— BEGIN —

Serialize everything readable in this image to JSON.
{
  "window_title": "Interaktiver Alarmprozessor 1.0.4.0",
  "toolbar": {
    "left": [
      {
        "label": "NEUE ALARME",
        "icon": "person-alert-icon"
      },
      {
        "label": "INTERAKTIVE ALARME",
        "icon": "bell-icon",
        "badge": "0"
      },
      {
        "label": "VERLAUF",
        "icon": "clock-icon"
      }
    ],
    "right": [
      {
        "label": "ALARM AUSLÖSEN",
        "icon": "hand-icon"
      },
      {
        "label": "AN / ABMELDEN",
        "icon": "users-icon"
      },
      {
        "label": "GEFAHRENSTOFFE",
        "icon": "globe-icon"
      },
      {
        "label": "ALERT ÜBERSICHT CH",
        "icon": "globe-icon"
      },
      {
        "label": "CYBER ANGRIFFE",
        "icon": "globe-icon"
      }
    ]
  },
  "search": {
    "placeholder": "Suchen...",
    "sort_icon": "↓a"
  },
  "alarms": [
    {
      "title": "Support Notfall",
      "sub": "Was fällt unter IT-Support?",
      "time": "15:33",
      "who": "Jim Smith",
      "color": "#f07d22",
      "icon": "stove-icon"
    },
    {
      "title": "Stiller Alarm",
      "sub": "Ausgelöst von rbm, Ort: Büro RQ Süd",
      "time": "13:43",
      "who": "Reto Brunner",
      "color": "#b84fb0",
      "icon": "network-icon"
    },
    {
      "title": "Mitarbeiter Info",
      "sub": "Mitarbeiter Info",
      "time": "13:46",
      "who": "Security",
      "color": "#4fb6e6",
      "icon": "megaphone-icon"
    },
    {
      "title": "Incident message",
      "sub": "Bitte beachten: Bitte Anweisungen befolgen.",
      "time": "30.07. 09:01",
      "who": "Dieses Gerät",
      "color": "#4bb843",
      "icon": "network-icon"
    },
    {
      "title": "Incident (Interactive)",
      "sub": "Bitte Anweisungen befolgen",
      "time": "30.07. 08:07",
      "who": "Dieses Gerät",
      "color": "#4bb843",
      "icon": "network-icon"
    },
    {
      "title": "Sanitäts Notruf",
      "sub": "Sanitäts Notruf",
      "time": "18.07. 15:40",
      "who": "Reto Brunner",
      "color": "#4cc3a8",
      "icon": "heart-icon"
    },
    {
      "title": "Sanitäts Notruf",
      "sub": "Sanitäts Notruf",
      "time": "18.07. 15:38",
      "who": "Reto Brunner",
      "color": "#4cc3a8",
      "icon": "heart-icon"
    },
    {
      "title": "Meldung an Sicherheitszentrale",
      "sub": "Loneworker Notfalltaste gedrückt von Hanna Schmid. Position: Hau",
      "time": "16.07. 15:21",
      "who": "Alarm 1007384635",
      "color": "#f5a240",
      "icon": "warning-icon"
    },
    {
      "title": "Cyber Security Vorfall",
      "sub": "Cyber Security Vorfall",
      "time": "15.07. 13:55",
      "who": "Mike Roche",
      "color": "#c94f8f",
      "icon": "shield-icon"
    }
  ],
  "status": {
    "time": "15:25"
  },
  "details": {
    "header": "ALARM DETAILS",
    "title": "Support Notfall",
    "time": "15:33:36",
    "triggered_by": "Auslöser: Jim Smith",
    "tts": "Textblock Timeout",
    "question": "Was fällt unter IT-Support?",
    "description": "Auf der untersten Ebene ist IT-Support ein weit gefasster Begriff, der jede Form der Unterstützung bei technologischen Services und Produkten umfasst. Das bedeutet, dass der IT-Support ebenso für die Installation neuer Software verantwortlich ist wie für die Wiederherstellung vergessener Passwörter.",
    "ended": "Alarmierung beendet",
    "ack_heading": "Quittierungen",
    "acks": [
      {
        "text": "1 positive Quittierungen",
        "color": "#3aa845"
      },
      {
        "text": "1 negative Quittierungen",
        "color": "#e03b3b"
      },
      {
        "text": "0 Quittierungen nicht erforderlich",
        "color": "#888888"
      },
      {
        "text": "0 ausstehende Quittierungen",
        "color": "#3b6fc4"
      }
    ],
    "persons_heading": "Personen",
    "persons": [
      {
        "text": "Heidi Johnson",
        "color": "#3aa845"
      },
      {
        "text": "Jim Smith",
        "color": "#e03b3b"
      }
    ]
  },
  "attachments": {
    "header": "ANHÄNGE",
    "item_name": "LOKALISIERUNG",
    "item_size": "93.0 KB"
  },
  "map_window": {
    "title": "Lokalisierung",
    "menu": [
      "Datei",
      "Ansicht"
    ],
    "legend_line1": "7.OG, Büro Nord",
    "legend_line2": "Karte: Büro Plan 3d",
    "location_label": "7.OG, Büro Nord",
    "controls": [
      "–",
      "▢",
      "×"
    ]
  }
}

— END —

» **GIVEN PROBLEM**: Return the entries above exactly as they appear.

» **TASK RESULT**:
Serialize everything readable in this image to JSON.
{
  "window_title": "Interaktiver Alarmprozessor 1.0.4.0",
  "toolbar": {
    "left": [
      {
        "label": "NEUE ALARME",
        "icon": "person-alert-icon"
      },
      {
        "label": "INTERAKTIVE ALARME",
        "icon": "bell-icon",
        "badge": "0"
      },
      {
        "label": "VERLAUF",
        "icon": "clock-icon"
      }
    ],
    "right": [
      {
        "label": "ALARM AUSLÖSEN",
        "icon": "hand-icon"
      },
      {
        "label": "AN / ABMELDEN",
        "icon": "users-icon"
      },
      {
        "label": "GEFAHRENSTOFFE",
        "icon": "globe-icon"
      },
      {
        "label": "ALERT ÜBERSICHT CH",
        "icon": "globe-icon"
      },
      {
        "label": "CYBER ANGRIFFE",
        "icon": "globe-icon"
      }
    ]
  },
  "search": {
    "placeholder": "Suchen...",
    "sort_icon": "↓a"
  },
  "alarms": [
    {
      "title": "Support Notfall",
      "sub": "Was fällt unter IT-Support?",
      "time": "15:33",
      "who": "Jim Smith",
      "color": "#f07d22",
      "icon": "stove-icon"
    },
    {
      "title": "Stiller Alarm",
      "sub": "Ausgelöst von rbm, Ort: Büro RQ Süd",
      "time": "13:43",
      "who": "Reto Brunner",
      "color": "#b84fb0",
      "icon": "network-icon"
    },
    {
      "title": "Mitarbeiter Info",
      "sub": "Mitarbeiter Info",
      "time": "13:46",
      "who": "Security",
      "color": "#4fb6e6",
      "icon": "megaphone-icon"
    },
    {
      "title": "Incident message",
      "sub": "Bitte beachten: Bitte Anweisungen befolgen.",
      "time": "30.07. 09:01",
      "who": "Dieses Gerät",
      "color": "#4bb843",
      "icon": "network-icon"
    },
    {
      "title": "Incident (Interactive)",
      "sub": "Bitte Anweisungen befolgen",
      "time": "30.07. 08:07",
      "who": "Dieses Gerät",
      "color": "#4bb843",
      "icon": "network-icon"
    },
    {
      "title": "Sanitäts Notruf",
      "sub": "Sanitäts Notruf",
      "time": "18.07. 15:40",
      "who": "Reto Brunner",
      "color": "#4cc3a8",
      "icon": "heart-icon"
    },
    {
      "title": "Sanitäts Notruf",
      "sub": "Sanitäts Notruf",
      "time": "18.07. 15:38",
      "who": "Reto Brunner",
      "color": "#4cc3a8",
      "icon": "heart-icon"
    },
    {
      "title": "Meldung an Sicherheitszentrale",
      "sub": "Loneworker Notfalltaste gedrückt von Hanna Schmid. Position: Hau",
      "time": "16.07. 15:21",
      "who": "Alarm 1007384635",
      "color": "#f5a240",
      "icon": "warning-icon"
    },
    {
      "title": "Cyber Security Vorfall",
      "sub": "Cyber Security Vorfall",
      "time": "15.07. 13:55",
      "who": "Mike Roche",
      "color": "#c94f8f",
      "icon": "shield-icon"
    }
  ],
  "status": {
    "time": "15:25"
  },
  "details": {
    "header": "ALARM DETAILS",
    "title": "Support Notfall",
    "time": "15:33:36",
    "triggered_by": "Auslöser: Jim Smith",
    "tts": "Textblock Timeout",
    "question": "Was fällt unter IT-Support?",
    "description": "Auf der untersten Ebene ist IT-Support ein weit gefasster Begriff, der jede Form der Unterstützung bei technologischen Services und Produkten umfasst. Das bedeutet, dass der IT-Support ebenso für die Installation neuer Software verantwortlich ist wie für die Wiederherstellung vergessener Passwörter.",
    "ended": "Alarmierung beendet",
    "ack_heading": "Quittierungen",
    "acks": [
      {
        "text": "1 positive Quittierungen",
        "color": "#3aa845"
      },
      {
        "text": "1 negative Quittierungen",
        "color": "#e03b3b"
      },
      {
        "text": "0 Quittierungen nicht erforderlich",
        "color": "#888888"
      },
      {
        "text": "0 ausstehende Quittierungen",
        "color": "#3b6fc4"
      }
    ],
    "persons_heading": "Personen",
    "persons": [
      {
        "text": "Heidi Johnson",
        "color": "#3aa845"
      },
      {
        "text": "Jim Smith",
        "color": "#e03b3b"
      }
    ]
  },
  "attachments": {
    "header": "ANHÄNGE",
    "item_name": "LOKALISIERUNG",
    "item_size": "93.0 KB"
  },
  "map_window": {
    "title": "Lokalisierung",
    "menu": [
      "Datei",
      "Ansicht"
    ],
    "legend_line1": "7.OG, Büro Nord",
    "legend_line2": "Karte: Büro Plan 3d",
    "location_label": "7.OG, Büro Nord",
    "controls": [
      "–",
      "▢",
      "×"
    ]
  }
}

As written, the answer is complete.